┌──
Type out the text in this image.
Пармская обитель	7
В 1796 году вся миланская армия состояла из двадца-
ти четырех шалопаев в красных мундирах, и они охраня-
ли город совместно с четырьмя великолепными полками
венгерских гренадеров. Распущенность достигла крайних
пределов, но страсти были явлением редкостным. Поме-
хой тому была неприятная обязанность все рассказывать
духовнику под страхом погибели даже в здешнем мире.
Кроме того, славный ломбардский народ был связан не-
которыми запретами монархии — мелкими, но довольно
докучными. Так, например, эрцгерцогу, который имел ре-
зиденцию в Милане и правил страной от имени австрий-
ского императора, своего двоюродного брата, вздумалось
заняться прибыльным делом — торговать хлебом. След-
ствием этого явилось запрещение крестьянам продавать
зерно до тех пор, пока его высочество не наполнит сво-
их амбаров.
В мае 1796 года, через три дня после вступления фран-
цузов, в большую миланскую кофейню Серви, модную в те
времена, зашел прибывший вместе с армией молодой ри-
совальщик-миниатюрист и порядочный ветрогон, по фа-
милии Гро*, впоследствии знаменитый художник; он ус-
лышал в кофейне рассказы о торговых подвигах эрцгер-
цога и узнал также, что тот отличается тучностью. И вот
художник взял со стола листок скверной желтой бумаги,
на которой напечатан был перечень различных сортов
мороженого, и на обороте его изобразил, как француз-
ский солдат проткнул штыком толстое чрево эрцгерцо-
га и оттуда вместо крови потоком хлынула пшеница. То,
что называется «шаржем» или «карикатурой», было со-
└──
- Exercise instructions
Repeat every line of the material exactly as given.

- Task output
Type out the text in this image.
Пармская обитель	7
В 1796 году вся миланская армия состояла из двадца-
ти четырех шалопаев в красных мундирах, и они охраня-
ли город совместно с четырьмя великолепными полками
венгерских гренадеров. Распущенность достигла крайних
пределов, но страсти были явлением редкостным. Поме-
хой тому была неприятная обязанность все рассказывать
духовнику под страхом погибели даже в здешнем мире.
Кроме того, славный ломбардский народ был связан не-
которыми запретами монархии — мелкими, но довольно
докучными. Так, например, эрцгерцогу, который имел ре-
зиденцию в Милане и правил страной от имени австрий-
ского императора, своего двоюродного брата, вздумалось
заняться прибыльным делом — торговать хлебом. След-
ствием этого явилось запрещение крестьянам продавать
зерно до тех пор, пока его высочество не наполнит сво-
их амбаров.
В мае 1796 года, через три дня после вступления фран-
цузов, в большую миланскую кофейню Серви, модную в те
времена, зашел прибывший вместе с армией молодой ри-
совальщик-миниатюрист и порядочный ветрогон, по фа-
милии Гро*, впоследствии знаменитый художник; он ус-
лышал в кофейне рассказы о торговых подвигах эрцгер-
цога и узнал также, что тот отличается тучностью. И вот
художник взял со стола листок скверной желтой бумаги,
на которой напечатан был перечень различных сортов
мороженого, и на обороте его изобразил, как француз-
ский солдат проткнул штыком толстое чрево эрцгерцо-
га и оттуда вместо крови потоком хлынула пшеница. То,
что называется «шаржем» или «карикатурой», было со-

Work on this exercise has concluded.